Goal:
Reproduce all of the material exactly as shown.

Entries:

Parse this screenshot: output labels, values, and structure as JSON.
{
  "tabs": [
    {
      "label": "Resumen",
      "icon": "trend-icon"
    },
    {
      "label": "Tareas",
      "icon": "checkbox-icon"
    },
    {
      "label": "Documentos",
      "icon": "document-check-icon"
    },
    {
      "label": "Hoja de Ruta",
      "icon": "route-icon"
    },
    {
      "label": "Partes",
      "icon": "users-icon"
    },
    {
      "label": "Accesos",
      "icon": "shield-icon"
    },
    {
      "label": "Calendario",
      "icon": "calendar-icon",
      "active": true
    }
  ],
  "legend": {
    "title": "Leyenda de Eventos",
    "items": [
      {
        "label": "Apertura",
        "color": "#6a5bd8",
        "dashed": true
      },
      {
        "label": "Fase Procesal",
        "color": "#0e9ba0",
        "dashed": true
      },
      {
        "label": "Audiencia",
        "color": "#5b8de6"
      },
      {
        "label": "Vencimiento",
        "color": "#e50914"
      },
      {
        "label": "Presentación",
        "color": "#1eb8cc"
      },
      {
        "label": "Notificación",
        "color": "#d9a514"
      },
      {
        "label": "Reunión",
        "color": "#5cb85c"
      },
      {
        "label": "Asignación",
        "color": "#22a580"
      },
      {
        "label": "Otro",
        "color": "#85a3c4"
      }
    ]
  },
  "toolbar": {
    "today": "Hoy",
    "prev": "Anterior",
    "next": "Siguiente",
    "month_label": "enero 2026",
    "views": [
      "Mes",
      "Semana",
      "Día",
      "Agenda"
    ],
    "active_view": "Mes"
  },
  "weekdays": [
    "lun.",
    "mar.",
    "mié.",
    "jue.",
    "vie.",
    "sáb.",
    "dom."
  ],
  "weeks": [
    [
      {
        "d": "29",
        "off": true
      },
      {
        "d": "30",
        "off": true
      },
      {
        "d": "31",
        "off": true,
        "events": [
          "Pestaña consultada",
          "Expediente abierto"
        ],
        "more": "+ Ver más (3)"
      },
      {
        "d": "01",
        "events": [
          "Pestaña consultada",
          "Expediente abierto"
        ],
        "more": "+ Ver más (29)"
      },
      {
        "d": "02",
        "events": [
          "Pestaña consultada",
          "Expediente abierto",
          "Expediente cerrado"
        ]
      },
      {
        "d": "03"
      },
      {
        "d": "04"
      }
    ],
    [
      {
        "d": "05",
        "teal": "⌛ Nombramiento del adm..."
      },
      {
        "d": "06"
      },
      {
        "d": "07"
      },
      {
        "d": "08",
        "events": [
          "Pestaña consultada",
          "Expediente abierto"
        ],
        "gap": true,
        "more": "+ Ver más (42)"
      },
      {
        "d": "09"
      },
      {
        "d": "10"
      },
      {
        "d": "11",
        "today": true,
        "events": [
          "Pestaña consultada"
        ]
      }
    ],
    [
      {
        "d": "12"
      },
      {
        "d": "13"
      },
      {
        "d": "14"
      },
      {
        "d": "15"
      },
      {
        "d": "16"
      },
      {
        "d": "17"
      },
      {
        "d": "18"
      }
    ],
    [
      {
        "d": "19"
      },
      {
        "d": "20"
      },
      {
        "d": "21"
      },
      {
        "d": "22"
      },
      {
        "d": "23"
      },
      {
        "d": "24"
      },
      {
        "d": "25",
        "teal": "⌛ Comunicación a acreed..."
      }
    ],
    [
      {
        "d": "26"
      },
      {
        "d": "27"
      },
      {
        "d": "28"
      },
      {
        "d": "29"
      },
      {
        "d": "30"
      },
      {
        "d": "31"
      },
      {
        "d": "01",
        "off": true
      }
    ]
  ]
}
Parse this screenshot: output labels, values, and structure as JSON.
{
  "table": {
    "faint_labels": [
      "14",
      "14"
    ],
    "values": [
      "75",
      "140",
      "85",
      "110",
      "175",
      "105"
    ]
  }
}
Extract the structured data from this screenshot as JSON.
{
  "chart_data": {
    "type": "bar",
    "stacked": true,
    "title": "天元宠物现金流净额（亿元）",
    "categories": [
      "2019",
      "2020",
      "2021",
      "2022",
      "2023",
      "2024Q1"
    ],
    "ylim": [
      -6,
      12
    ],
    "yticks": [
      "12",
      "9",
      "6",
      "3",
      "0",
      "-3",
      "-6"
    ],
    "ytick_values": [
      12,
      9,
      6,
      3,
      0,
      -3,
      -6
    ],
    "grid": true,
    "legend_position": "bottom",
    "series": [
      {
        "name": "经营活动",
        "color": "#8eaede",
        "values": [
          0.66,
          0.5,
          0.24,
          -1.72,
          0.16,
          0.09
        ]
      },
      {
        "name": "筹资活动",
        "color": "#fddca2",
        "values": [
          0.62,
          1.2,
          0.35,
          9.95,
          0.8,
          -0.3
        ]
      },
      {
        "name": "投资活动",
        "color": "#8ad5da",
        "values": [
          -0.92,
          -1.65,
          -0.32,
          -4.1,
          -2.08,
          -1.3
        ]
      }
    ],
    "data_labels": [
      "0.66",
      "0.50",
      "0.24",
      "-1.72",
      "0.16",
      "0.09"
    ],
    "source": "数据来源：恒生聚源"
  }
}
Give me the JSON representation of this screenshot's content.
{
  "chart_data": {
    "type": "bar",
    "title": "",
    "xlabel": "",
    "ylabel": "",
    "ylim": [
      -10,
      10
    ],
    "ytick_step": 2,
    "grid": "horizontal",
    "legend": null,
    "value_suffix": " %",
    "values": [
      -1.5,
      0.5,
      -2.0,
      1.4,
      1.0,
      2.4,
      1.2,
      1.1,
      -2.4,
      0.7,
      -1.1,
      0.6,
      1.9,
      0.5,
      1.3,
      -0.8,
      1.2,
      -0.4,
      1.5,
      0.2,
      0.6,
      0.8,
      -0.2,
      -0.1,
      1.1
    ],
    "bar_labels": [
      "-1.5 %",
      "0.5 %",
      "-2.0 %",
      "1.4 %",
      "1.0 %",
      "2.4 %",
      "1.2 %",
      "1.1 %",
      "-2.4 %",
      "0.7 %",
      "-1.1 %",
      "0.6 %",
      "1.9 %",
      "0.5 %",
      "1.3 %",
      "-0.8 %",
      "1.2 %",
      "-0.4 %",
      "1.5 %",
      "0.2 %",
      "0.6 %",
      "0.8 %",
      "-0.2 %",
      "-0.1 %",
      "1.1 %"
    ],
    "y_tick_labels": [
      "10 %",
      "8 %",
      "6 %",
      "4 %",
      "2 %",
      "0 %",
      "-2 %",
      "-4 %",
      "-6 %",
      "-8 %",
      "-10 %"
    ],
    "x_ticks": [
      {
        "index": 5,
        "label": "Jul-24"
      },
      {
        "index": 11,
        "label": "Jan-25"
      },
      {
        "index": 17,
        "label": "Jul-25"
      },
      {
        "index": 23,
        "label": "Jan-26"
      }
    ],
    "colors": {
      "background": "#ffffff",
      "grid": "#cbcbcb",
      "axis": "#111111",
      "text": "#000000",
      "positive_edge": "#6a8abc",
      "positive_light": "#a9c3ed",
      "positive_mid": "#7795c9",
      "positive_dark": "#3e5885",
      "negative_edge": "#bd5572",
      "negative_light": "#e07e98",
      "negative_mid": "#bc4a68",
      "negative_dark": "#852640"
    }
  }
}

Solved problem:
Parse this screenshot: output labels, values, and structure as JSON.
{
  "tabs": [
    {
      "label": "Resumen",
      "icon": "trend-icon"
    },
    {
      "label": "Tareas",
      "icon": "checkbox-icon"
    },
    {
      "label": "Documentos",
      "icon": "document-check-icon"
    },
    {
      "label": "Hoja de Ruta",
      "icon": "route-icon"
    },
    {
      "label": "Partes",
      "icon": "users-icon"
    },
    {
      "label": "Accesos",
      "icon": "shield-icon"
    },
    {
      "label": "Calendario",
      "icon": "calendar-icon",
      "active": true
    }
  ],
  "legend": {
    "title": "Leyenda de Eventos",
    "items": [
      {
        "label": "Apertura",
        "color": "#6a5bd8",
        "dashed": true
      },
      {
        "label": "Fase Procesal",
        "color": "#0e9ba0",
        "dashed": true
      },
      {
        "label": "Audiencia",
        "color": "#5b8de6"
      },
      {
        "label": "Vencimiento",
        "color": "#e50914"
      },
      {
        "label": "Presentación",
        "color": "#1eb8cc"
      },
      {
        "label": "Notificación",
        "color": "#d9a514"
      },
      {
        "label": "Reunión",
        "color": "#5cb85c"
      },
      {
        "label": "Asignación",
        "color": "#22a580"
      },
      {
        "label": "Otro",
        "color": "#85a3c4"
      }
    ]
  },
  "toolbar": {
    "today": "Hoy",
    "prev": "Anterior",
    "next": "Siguiente",
    "month_label": "enero 2026",
    "views": [
      "Mes",
      "Semana",
      "Día",
      "Agenda"
    ],
    "active_view": "Mes"
  },
  "weekdays": [
    "lun.",
    "mar.",
    "mié.",
    "jue.",
    "vie.",
    "sáb.",
    "dom."
  ],
  "weeks": [
    [
      {
        "d": "29",
        "off": true
      },
      {
        "d": "30",
        "off": true
      },
      {
        "d": "31",
        "off": true,
        "events": [
          "Pestaña consultada",
          "Expediente abierto"
        ],
        "more": "+ Ver más (3)"
      },
      {
        "d": "01",
        "events": [
          "Pestaña consultada",
          "Expediente abierto"
        ],
        "more": "+ Ver más (29)"
      },
      {
        "d": "02",
        "events": [
          "Pestaña consultada",
          "Expediente abierto",
          "Expediente cerrado"
        ]
      },
      {
        "d": "03"
      },
      {
        "d": "04"
      }
    ],
    [
      {
        "d": "05",
        "teal": "⌛ Nombramiento del adm..."
      },
      {
        "d": "06"
      },
      {
        "d": "07"
      },
      {
        "d": "08",
        "events": [
          "Pestaña consultada",
          "Expediente abierto"
        ],
        "gap": true,
        "more": "+ Ver más (42)"
      },
      {
        "d": "09"
      },
      {
        "d": "10"
      },
      {
        "d": "11",
        "today": true,
        "events": [
          "Pestaña consultada"
        ]
      }
    ],
    [
      {
        "d": "12"
      },
      {
        "d": "13"
      },
      {
        "d": "14"
      },
      {
        "d": "15"
      },
      {
        "d": "16"
      },
      {
        "d": "17"
      },
      {
        "d": "18"
      }
    ],
    [
      {
        "d": "19"
      },
      {
        "d": "20"
      },
      {
        "d": "21"
      },
      {
        "d": "22"
      },
      {
        "d": "23"
      },
      {
        "d": "24"
      },
      {
        "d": "25",
        "teal": "⌛ Comunicación a acreed..."
      }
    ],
    [
      {
        "d": "26"
      },
      {
        "d": "27"
      },
      {
        "d": "28"
      },
      {
        "d": "29"
      },
      {
        "d": "30"
      },
      {
        "d": "31"
      },
      {
        "d": "01",
        "off": true
      }
    ]
  ]
}
Parse this screenshot: output labels, values, and structure as JSON.
{
  "table": {
    "faint_labels": [
      "14",
      "14"
    ],
    "values": [
      "75",
      "140",
      "85",
      "110",
      "175",
      "105"
    ]
  }
}
Extract the structured data from this screenshot as JSON.
{
  "chart_data": {
    "type": "bar",
    "stacked": true,
    "title": "天元宠物现金流净额（亿元）",
    "categories": [
      "2019",
      "2020",
      "2021",
      "2022",
      "2023",
      "2024Q1"
    ],
    "ylim": [
      -6,
      12
    ],
    "yticks": [
      "12",
      "9",
      "6",
      "3",
      "0",
      "-3",
      "-6"
    ],
    "ytick_values": [
      12,
      9,
      6,
      3,
      0,
      -3,
      -6
    ],
    "grid": true,
    "legend_position": "bottom",
    "series": [
      {
        "name": "经营活动",
        "color": "#8eaede",
        "values": [
          0.66,
          0.5,
          0.24,
          -1.72,
          0.16,
          0.09
        ]
      },
      {
        "name": "筹资活动",
        "color": "#fddca2",
        "values": [
          0.62,
          1.2,
          0.35,
          9.95,
          0.8,
          -0.3
        ]
      },
      {
        "name": "投资活动",
        "color": "#8ad5da",
        "values": [
          -0.92,
          -1.65,
          -0.32,
          -4.1,
          -2.08,
          -1.3
        ]
      }
    ],
    "data_labels": [
      "0.66",
      "0.50",
      "0.24",
      "-1.72",
      "0.16",
      "0.09"
    ],
    "source": "数据来源：恒生聚源"
  }
}
Give me the JSON representation of this screenshot's content.
{
  "chart_data": {
    "type": "bar",
    "title": "",
    "xlabel": "",
    "ylabel": "",
    "ylim": [
      -10,
      10
    ],
    "ytick_step": 2,
    "grid": "horizontal",
    "legend": null,
    "value_suffix": " %",
    "values": [
      -1.5,
      0.5,
      -2.0,
      1.4,
      1.0,
      2.4,
      1.2,
      1.1,
      -2.4,
      0.7,
      -1.1,
      0.6,
      1.9,
      0.5,
      1.3,
      -0.8,
      1.2,
      -0.4,
      1.5,
      0.2,
      0.6,
      0.8,
      -0.2,
      -0.1,
      1.1
    ],
    "bar_labels": [
      "-1.5 %",
      "0.5 %",
      "-2.0 %",
      "1.4 %",
      "1.0 %",
      "2.4 %",
      "1.2 %",
      "1.1 %",
      "-2.4 %",
      "0.7 %",
      "-1.1 %",
      "0.6 %",
      "1.9 %",
      "0.5 %",
      "1.3 %",
      "-0.8 %",
      "1.2 %",
      "-0.4 %",
      "1.5 %",
      "0.2 %",
      "0.6 %",
      "0.8 %",
      "-0.2 %",
      "-0.1 %",
      "1.1 %"
    ],
    "y_tick_labels": [
      "10 %",
      "8 %",
      "6 %",
      "4 %",
      "2 %",
      "0 %",
      "-2 %",
      "-4 %",
      "-6 %",
      "-8 %",
      "-10 %"
    ],
    "x_ticks": [
      {
        "index": 5,
        "label": "Jul-24"
      },
      {
        "index": 11,
        "label": "Jan-25"
      },
      {
        "index": 17,
        "label": "Jul-25"
      },
      {
        "index": 23,
        "label": "Jan-26"
      }
    ],
    "colors": {
      "background": "#ffffff",
      "grid": "#cbcbcb",
      "axis": "#111111",
      "text": "#000000",
      "positive_edge": "#6a8abc",
      "positive_light": "#a9c3ed",
      "positive_mid": "#7795c9",
      "positive_dark": "#3e5885",
      "negative_edge": "#bd5572",
      "negative_light": "#e07e98",
      "negative_mid": "#bc4a68",
      "negative_dark": "#852640"
    }
  }
}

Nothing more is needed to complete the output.